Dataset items
╭──

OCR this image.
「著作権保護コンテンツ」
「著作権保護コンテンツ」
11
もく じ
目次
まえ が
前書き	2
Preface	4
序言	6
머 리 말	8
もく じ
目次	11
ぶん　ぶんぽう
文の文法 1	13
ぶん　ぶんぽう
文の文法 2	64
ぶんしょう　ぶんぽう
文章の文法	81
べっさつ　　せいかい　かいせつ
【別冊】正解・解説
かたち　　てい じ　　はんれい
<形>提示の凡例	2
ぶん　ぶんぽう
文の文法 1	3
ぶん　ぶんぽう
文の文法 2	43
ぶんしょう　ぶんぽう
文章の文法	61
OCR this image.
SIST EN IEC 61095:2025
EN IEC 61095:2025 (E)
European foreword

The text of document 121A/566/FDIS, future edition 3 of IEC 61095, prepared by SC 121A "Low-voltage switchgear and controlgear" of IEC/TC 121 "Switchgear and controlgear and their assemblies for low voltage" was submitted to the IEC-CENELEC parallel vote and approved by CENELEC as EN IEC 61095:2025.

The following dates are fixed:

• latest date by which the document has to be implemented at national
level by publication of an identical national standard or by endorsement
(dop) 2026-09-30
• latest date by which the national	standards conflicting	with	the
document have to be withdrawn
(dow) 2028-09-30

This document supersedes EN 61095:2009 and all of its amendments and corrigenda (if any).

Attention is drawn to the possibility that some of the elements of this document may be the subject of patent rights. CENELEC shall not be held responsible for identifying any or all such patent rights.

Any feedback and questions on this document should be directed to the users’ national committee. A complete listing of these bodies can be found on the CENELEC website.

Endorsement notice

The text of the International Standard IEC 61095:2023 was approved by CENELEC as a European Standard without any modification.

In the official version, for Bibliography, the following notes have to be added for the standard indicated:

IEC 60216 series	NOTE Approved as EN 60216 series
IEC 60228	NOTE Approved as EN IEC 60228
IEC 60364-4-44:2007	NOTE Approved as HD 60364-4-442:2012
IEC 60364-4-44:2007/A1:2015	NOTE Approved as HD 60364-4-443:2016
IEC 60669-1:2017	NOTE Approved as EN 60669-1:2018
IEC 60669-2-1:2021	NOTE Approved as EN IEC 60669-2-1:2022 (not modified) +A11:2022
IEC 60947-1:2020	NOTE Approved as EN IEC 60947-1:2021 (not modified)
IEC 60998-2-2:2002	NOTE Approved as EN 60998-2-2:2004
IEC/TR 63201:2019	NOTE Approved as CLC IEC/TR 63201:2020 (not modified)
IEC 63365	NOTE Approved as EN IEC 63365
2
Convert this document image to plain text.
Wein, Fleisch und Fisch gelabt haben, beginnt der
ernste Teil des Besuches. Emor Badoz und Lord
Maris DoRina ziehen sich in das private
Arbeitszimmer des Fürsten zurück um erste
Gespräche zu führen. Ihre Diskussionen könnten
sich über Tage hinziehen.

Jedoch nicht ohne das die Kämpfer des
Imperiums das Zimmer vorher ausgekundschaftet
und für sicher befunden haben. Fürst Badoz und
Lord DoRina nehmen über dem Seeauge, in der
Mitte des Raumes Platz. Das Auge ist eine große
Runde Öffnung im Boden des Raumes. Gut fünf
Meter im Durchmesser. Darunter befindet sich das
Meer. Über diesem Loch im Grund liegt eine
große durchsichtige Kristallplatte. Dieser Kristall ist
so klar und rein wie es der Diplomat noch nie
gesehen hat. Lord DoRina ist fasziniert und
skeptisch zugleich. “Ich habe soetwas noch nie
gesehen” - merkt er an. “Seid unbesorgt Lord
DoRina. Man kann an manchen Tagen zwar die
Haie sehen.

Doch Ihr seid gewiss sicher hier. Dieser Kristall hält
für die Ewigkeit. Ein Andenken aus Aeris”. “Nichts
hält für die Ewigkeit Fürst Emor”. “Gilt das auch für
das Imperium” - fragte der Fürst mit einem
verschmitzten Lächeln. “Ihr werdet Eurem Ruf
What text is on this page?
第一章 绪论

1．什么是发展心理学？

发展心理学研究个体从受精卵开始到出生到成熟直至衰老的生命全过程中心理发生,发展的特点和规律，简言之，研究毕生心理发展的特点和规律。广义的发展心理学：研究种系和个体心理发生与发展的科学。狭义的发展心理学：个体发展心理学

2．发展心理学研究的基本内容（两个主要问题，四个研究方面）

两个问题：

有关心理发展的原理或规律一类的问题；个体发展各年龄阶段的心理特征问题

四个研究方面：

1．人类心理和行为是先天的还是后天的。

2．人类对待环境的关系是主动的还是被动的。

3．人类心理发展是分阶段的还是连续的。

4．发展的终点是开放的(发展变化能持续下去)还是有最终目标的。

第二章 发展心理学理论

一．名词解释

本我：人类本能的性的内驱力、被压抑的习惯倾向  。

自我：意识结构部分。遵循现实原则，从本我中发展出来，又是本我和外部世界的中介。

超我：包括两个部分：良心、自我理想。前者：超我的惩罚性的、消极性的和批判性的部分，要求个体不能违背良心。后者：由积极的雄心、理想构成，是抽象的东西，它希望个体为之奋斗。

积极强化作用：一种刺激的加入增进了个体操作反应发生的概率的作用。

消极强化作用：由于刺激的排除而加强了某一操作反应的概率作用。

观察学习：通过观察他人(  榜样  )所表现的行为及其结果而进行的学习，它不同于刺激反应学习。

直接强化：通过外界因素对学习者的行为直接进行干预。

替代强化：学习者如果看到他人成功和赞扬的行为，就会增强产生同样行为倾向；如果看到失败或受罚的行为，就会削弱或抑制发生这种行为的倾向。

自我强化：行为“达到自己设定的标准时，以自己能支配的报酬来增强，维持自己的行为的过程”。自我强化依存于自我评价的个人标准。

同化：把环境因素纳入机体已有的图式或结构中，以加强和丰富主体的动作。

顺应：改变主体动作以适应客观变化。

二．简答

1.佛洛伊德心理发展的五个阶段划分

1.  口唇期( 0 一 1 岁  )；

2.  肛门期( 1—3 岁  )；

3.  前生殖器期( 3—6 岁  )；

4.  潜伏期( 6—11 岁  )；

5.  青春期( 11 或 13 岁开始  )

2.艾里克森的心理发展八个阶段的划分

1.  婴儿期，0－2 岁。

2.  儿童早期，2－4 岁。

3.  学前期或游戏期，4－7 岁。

╰──

STATED GOAL: Go through the entries above and count the lines containing the word "text"; give only that count.

FINISHED EXERCISE: 4